Record extracts:
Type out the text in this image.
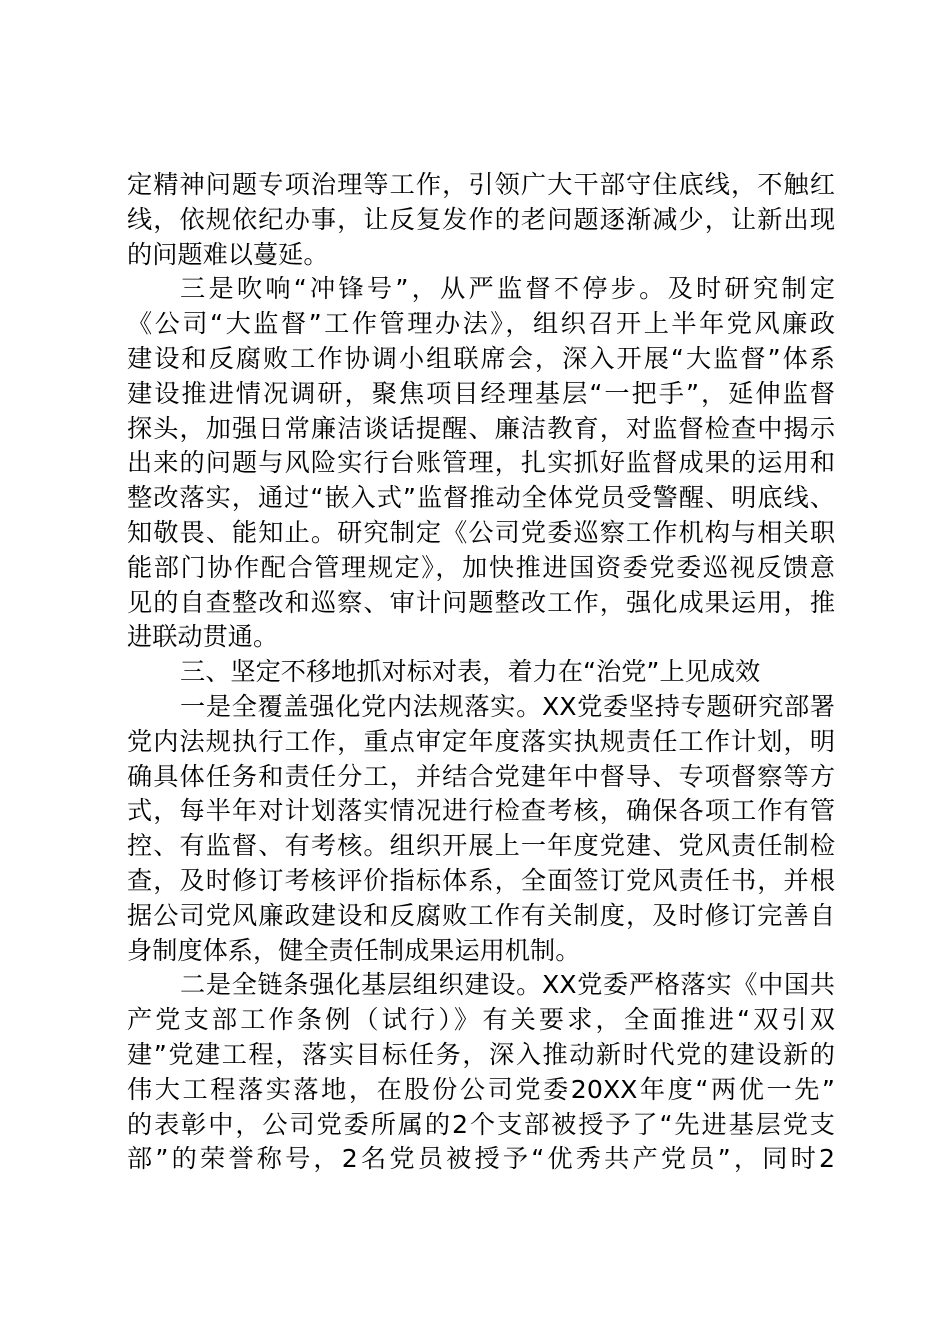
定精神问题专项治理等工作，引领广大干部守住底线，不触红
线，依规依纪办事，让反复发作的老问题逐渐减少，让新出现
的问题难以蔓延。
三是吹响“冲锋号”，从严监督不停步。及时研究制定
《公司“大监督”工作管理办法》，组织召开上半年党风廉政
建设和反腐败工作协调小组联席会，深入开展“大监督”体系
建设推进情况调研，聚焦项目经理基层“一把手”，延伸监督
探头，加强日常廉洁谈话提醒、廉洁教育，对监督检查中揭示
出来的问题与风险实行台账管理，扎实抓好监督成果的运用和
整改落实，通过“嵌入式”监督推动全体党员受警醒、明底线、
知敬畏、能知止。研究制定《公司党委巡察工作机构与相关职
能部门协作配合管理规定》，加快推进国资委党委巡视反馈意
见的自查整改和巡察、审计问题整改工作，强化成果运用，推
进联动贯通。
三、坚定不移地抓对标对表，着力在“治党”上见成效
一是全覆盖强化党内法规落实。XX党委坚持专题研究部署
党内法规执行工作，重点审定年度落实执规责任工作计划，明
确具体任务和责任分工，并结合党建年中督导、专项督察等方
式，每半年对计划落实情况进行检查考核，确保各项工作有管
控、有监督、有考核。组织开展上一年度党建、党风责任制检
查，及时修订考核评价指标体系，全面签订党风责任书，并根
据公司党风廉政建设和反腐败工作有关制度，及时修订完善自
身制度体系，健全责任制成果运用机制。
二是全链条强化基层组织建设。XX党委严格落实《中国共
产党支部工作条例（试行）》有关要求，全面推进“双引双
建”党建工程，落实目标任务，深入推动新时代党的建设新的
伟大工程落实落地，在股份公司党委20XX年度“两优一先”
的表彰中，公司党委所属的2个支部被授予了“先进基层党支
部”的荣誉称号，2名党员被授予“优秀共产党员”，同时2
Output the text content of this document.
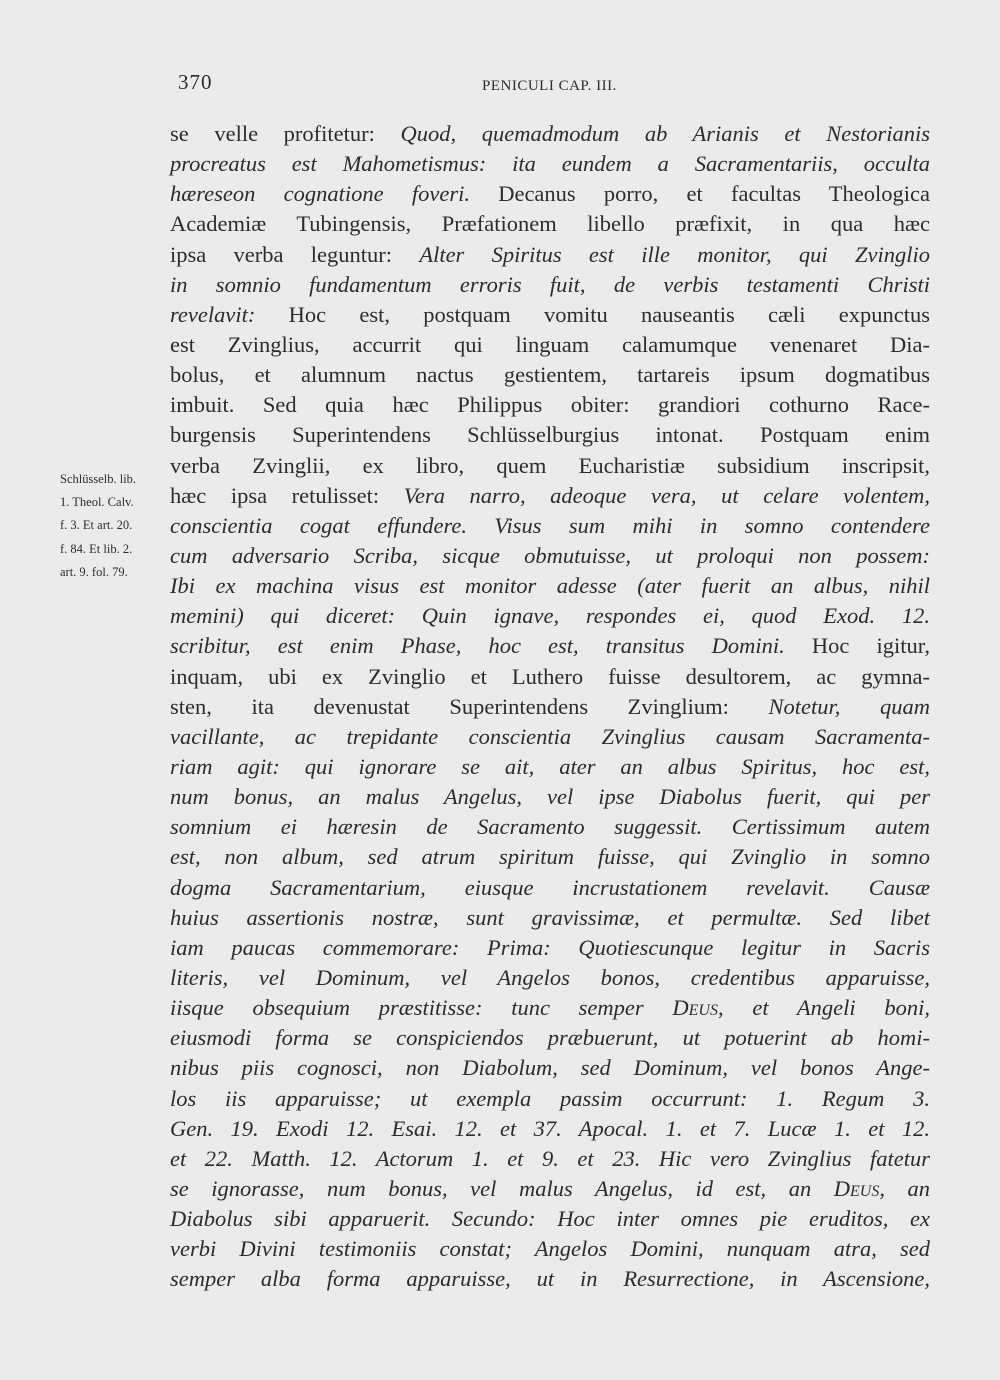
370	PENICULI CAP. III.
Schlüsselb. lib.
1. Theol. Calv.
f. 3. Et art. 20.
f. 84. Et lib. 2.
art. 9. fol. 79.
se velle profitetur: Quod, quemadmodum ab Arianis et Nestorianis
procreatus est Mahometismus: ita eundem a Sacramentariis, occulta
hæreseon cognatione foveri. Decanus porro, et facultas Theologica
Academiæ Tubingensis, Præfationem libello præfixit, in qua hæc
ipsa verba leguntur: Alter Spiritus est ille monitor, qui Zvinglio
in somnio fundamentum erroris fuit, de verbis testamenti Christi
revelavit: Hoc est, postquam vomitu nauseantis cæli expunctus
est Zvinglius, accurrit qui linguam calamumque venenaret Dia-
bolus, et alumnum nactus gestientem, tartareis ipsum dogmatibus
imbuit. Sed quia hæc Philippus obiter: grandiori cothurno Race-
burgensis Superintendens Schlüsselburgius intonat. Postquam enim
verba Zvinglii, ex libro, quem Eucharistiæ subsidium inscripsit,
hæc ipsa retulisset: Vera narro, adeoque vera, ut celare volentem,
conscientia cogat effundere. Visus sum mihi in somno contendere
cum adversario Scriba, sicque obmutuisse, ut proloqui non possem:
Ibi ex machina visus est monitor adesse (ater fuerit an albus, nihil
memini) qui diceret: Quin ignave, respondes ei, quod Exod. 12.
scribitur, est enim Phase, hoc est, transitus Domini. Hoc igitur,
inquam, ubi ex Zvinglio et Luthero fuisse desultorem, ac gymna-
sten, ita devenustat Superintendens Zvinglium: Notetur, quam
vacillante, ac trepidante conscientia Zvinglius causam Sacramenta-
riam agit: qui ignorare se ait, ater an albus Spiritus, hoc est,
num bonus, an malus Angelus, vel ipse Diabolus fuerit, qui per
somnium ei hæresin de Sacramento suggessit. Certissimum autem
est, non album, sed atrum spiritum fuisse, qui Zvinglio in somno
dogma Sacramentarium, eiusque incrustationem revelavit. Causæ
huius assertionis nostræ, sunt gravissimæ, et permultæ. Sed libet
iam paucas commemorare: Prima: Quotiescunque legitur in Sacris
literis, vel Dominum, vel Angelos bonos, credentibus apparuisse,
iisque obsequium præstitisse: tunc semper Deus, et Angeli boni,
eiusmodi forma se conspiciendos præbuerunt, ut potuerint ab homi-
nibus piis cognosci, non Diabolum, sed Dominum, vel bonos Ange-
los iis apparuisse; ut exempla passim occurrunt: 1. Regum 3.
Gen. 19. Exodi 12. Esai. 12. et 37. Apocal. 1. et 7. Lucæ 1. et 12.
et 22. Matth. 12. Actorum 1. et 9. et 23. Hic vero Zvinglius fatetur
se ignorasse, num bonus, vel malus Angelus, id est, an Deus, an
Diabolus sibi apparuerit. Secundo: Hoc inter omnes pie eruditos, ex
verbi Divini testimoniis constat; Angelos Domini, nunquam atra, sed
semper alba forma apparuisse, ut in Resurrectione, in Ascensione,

Stated goal:
Reproduce the records above exactly, leaving out every picture they contain.

Output of the task:
Type out the text in this image.
定精神问题专项治理等工作，引领广大干部守住底线，不触红
线，依规依纪办事，让反复发作的老问题逐渐减少，让新出现
的问题难以蔓延。
三是吹响“冲锋号”，从严监督不停步。及时研究制定
《公司“大监督”工作管理办法》，组织召开上半年党风廉政
建设和反腐败工作协调小组联席会，深入开展“大监督”体系
建设推进情况调研，聚焦项目经理基层“一把手”，延伸监督
探头，加强日常廉洁谈话提醒、廉洁教育，对监督检查中揭示
出来的问题与风险实行台账管理，扎实抓好监督成果的运用和
整改落实，通过“嵌入式”监督推动全体党员受警醒、明底线、
知敬畏、能知止。研究制定《公司党委巡察工作机构与相关职
能部门协作配合管理规定》，加快推进国资委党委巡视反馈意
见的自查整改和巡察、审计问题整改工作，强化成果运用，推
进联动贯通。
三、坚定不移地抓对标对表，着力在“治党”上见成效
一是全覆盖强化党内法规落实。XX党委坚持专题研究部署
党内法规执行工作，重点审定年度落实执规责任工作计划，明
确具体任务和责任分工，并结合党建年中督导、专项督察等方
式，每半年对计划落实情况进行检查考核，确保各项工作有管
控、有监督、有考核。组织开展上一年度党建、党风责任制检
查，及时修订考核评价指标体系，全面签订党风责任书，并根
据公司党风廉政建设和反腐败工作有关制度，及时修订完善自
身制度体系，健全责任制成果运用机制。
二是全链条强化基层组织建设。XX党委严格落实《中国共
产党支部工作条例（试行）》有关要求，全面推进“双引双
建”党建工程，落实目标任务，深入推动新时代党的建设新的
伟大工程落实落地，在股份公司党委20XX年度“两优一先”
的表彰中，公司党委所属的2个支部被授予了“先进基层党支
部”的荣誉称号，2名党员被授予“优秀共产党员”，同时2
Output the text content of this document.
370	PENICULI CAP. III.
Schlüsselb. lib.
1. Theol. Calv.
f. 3. Et art. 20.
f. 84. Et lib. 2.
art. 9. fol. 79.
se velle profitetur: Quod, quemadmodum ab Arianis et Nestorianis
procreatus est Mahometismus: ita eundem a Sacramentariis, occulta
hæreseon cognatione foveri. Decanus porro, et facultas Theologica
Academiæ Tubingensis, Præfationem libello præfixit, in qua hæc
ipsa verba leguntur: Alter Spiritus est ille monitor, qui Zvinglio
in somnio fundamentum erroris fuit, de verbis testamenti Christi
revelavit: Hoc est, postquam vomitu nauseantis cæli expunctus
est Zvinglius, accurrit qui linguam calamumque venenaret Dia-
bolus, et alumnum nactus gestientem, tartareis ipsum dogmatibus
imbuit. Sed quia hæc Philippus obiter: grandiori cothurno Race-
burgensis Superintendens Schlüsselburgius intonat. Postquam enim
verba Zvinglii, ex libro, quem Eucharistiæ subsidium inscripsit,
hæc ipsa retulisset: Vera narro, adeoque vera, ut celare volentem,
conscientia cogat effundere. Visus sum mihi in somno contendere
cum adversario Scriba, sicque obmutuisse, ut proloqui non possem:
Ibi ex machina visus est monitor adesse (ater fuerit an albus, nihil
memini) qui diceret: Quin ignave, respondes ei, quod Exod. 12.
scribitur, est enim Phase, hoc est, transitus Domini. Hoc igitur,
inquam, ubi ex Zvinglio et Luthero fuisse desultorem, ac gymna-
sten, ita devenustat Superintendens Zvinglium: Notetur, quam
vacillante, ac trepidante conscientia Zvinglius causam Sacramenta-
riam agit: qui ignorare se ait, ater an albus Spiritus, hoc est,
num bonus, an malus Angelus, vel ipse Diabolus fuerit, qui per
somnium ei hæresin de Sacramento suggessit. Certissimum autem
est, non album, sed atrum spiritum fuisse, qui Zvinglio in somno
dogma Sacramentarium, eiusque incrustationem revelavit. Causæ
huius assertionis nostræ, sunt gravissimæ, et permultæ. Sed libet
iam paucas commemorare: Prima: Quotiescunque legitur in Sacris
literis, vel Dominum, vel Angelos bonos, credentibus apparuisse,
iisque obsequium præstitisse: tunc semper Deus, et Angeli boni,
eiusmodi forma se conspiciendos præbuerunt, ut potuerint ab homi-
nibus piis cognosci, non Diabolum, sed Dominum, vel bonos Ange-
los iis apparuisse; ut exempla passim occurrunt: 1. Regum 3.
Gen. 19. Exodi 12. Esai. 12. et 37. Apocal. 1. et 7. Lucæ 1. et 12.
et 22. Matth. 12. Actorum 1. et 9. et 23. Hic vero Zvinglius fatetur
se ignorasse, num bonus, vel malus Angelus, id est, an Deus, an
Diabolus sibi apparuerit. Secundo: Hoc inter omnes pie eruditos, ex
verbi Divini testimoniis constat; Angelos Domini, nunquam atra, sed
semper alba forma apparuisse, ut in Resurrectione, in Ascensione,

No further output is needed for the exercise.